■ **DOCUMENT EXCERPT**:
====

By THE STAR
Hogging the spotlight this week was Bandar Raya Developments Bhd’s (BRDB) acceptance of Ambang Sehati Sdn Bhd’s proposal to buy over its assets for RM914mil, subject to shareholders approval.
Much of the argument and confusion has centred on the valuation of the assets and on BRDB’s ability to make up for the loss of income from its investment properties.
The assets in question are BR Property Holdings Sdn Bhd which owns the successful Bangsar Shopping Centre and Menara BRDB as well as the CapSquare Retail Centre and the Permas Jusco Mall. With the proposed disposal, the board proposes to pay a special dividend of 80 sen net per share or RM390mil. While most analysts agree that this is a generous payout, they are more concerned with the company’s earnings stream moving forward.
Should this deal be wrapped up by the first quarter of 2012 as targeted, BRDB stands to gain cash of RM860mil.
This is because Ambang Sehati will acquire all the assets and liabilities of BR Property, which will see BRDB netting RM430mil in cash and the repayment of RM430mil in borrowings and dividends from BR Property to BRDB.
Of this, BRDB plans to reduce its borrowings by RM320mil, pay out RM390mil in the special dividend and use the remaining RM168mil for working capital. BRDB’s borrowings will drop from 0.71 times to 0.38 times, or from approximately RM1bil to RM248mil.
Ambang Sehati, which owns 18.8% in BRDB, is a private vehicle of Datuk Mohamed Moiz Jabir Mohamed Ali Moiz, who is chairman of the property firm.
BRDB chief executive officer Datuk Jagan Sabapathy has said the proposed sale of the group’s investment properties for RM914mil was also based on an initial yield of 6% for the retail assets and 6.5% for the office, was fair.
“At this price and this yield, it is fair. We get to sell our assets at 6% yield, while most people do it at 7%,” Jagan told StarBizWeek recently.
A reasonable deal
“When we first announced this deal, I knew we were going to get walloped. People would say it was a related party transaction and we were selling our best assets,” says Jagan.
“I always believe that we do not sell in a down market. Different people have different horizons. No one has lost money buying properties – but its about their holding power. As BRDB is a public-listed company, it is my job to maximise returns for my shareholders,” says Jagan.
He adds that selling BSC was particularly emotional for him, as he has spent a decade of his life with BSC.

====

■ **PROVIDED RECORDS**:
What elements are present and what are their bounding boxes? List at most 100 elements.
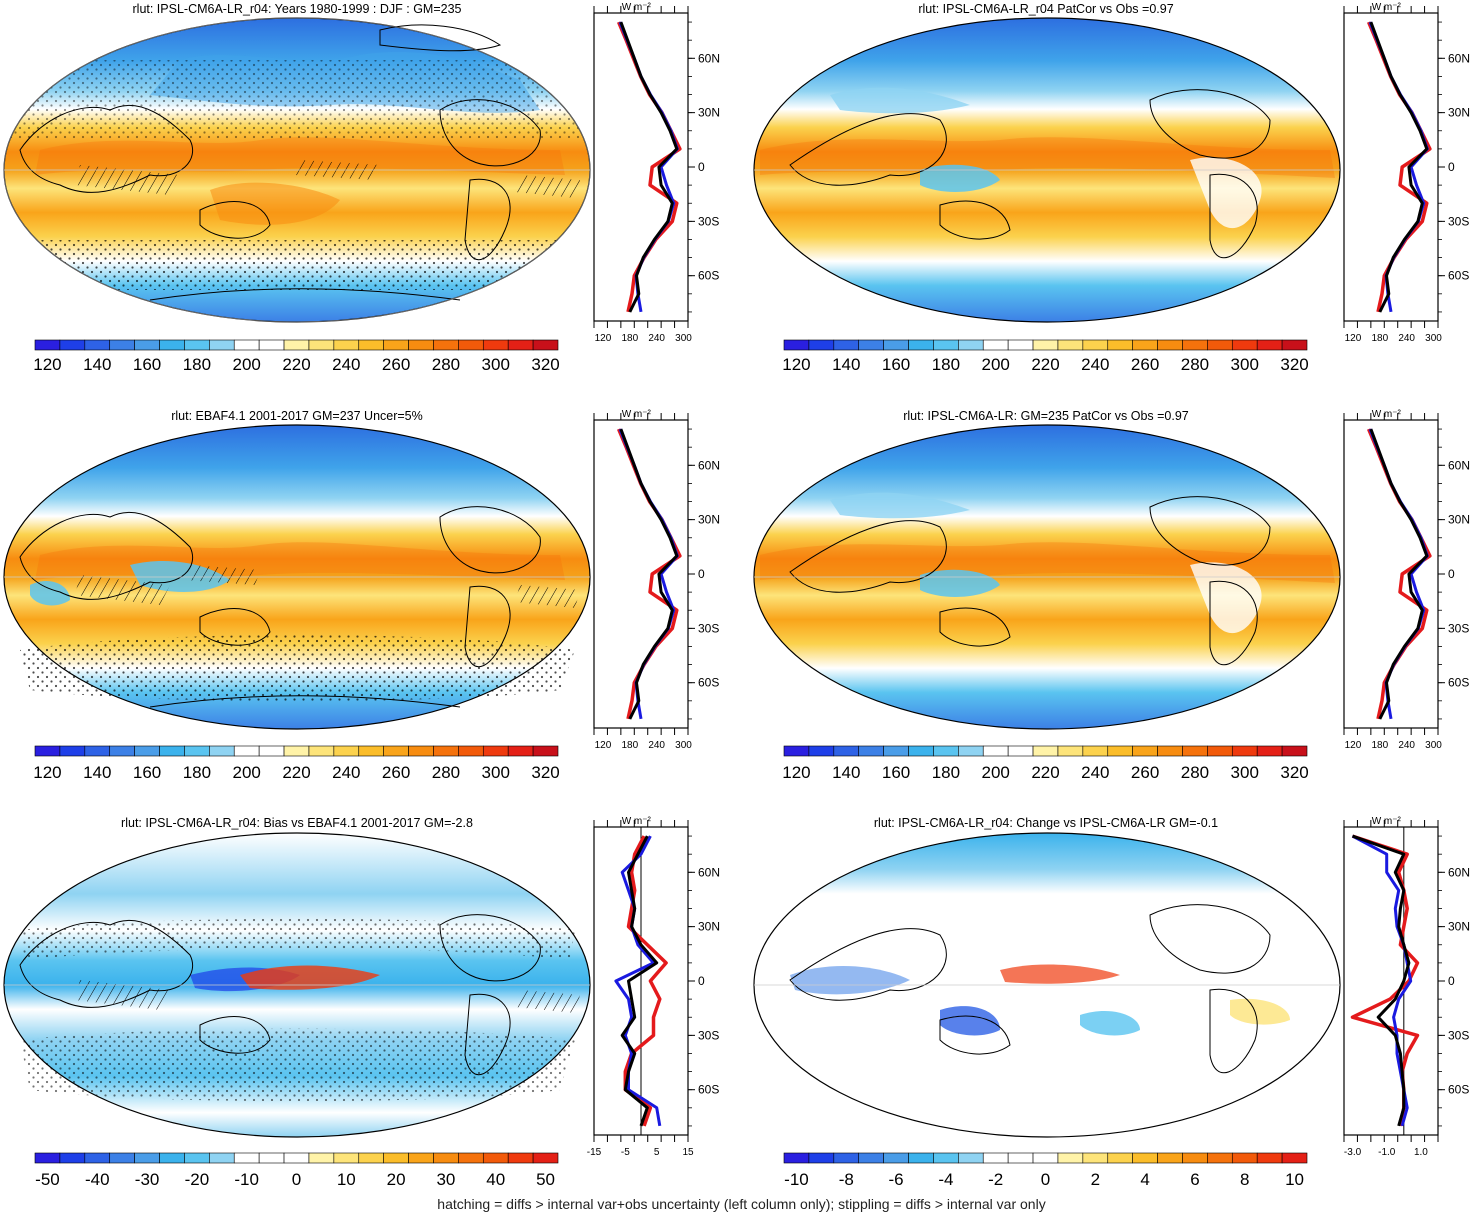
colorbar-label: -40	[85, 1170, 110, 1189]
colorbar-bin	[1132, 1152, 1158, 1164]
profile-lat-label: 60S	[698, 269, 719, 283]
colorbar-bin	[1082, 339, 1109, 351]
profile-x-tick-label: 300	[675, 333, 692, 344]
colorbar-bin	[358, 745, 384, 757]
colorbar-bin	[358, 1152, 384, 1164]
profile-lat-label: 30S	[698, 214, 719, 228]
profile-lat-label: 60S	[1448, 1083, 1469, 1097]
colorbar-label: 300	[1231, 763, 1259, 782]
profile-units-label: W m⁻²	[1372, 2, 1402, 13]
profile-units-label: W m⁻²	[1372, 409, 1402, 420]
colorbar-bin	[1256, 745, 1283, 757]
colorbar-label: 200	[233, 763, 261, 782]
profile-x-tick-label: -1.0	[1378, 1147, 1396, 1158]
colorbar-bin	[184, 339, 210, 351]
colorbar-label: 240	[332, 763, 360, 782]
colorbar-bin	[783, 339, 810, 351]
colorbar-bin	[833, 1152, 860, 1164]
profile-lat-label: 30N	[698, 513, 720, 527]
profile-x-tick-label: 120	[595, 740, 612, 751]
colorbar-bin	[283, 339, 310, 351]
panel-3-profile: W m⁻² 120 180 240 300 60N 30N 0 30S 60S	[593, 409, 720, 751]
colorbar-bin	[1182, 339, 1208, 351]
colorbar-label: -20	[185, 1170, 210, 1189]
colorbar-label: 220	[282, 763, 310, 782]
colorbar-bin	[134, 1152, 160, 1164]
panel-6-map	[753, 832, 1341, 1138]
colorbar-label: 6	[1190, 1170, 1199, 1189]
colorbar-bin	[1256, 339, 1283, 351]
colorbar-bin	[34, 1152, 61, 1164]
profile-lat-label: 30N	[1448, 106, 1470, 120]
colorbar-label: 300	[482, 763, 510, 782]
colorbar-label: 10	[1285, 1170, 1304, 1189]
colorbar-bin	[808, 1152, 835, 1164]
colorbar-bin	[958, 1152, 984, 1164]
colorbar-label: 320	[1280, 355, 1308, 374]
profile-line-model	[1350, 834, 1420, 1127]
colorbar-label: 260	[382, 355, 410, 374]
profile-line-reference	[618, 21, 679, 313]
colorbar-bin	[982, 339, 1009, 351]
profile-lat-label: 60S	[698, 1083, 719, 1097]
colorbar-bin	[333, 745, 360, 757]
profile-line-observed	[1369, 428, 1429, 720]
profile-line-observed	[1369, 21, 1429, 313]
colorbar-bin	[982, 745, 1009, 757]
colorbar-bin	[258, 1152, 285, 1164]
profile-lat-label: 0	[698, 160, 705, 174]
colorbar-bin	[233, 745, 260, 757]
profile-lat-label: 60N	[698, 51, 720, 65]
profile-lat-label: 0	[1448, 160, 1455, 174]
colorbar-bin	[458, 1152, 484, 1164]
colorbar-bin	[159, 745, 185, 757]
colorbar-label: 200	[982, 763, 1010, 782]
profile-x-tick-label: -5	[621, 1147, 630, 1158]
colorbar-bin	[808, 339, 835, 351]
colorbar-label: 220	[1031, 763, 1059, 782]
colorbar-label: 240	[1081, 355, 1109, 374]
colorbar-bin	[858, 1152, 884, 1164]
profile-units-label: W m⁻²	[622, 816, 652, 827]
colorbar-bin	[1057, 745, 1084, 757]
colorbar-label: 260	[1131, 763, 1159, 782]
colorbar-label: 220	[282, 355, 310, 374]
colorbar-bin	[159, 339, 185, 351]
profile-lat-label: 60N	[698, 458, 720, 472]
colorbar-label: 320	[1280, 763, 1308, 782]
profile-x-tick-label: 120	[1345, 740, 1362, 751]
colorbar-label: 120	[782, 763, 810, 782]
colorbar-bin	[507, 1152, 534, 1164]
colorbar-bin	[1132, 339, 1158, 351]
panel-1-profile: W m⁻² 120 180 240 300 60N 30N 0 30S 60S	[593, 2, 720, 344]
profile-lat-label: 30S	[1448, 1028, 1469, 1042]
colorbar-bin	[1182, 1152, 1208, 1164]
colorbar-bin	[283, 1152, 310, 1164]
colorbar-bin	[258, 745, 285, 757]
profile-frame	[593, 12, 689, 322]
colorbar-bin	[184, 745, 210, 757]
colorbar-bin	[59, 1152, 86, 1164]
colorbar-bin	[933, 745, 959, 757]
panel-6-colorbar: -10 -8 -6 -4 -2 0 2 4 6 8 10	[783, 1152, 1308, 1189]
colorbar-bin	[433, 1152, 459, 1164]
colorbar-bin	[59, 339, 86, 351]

====

Reproduce the article on the Bandar Raya Developments asset sale from "Much of the" up to and including "cash of RM860mil.". The entries have nothing to do with the article on the Bandar Raya Developments asset sale.

■ **THE REPLY**:
Much of the argument and confusion has centred on the valuation of the assets and on BRDB’s ability to make up for the loss of income from its investment properties.
The assets in question are BR Property Holdings Sdn Bhd which owns the successful Bangsar Shopping Centre and Menara BRDB as well as the CapSquare Retail Centre and the Permas Jusco Mall. With the proposed disposal, the board proposes to pay a special dividend of 80 sen net per share or RM390mil. While most analysts agree that this is a generous payout, they are more concerned with the company’s earnings stream moving forward.
Should this deal be wrapped up by the first quarter of 2012 as targeted, BRDB stands to gain cash of RM860mil.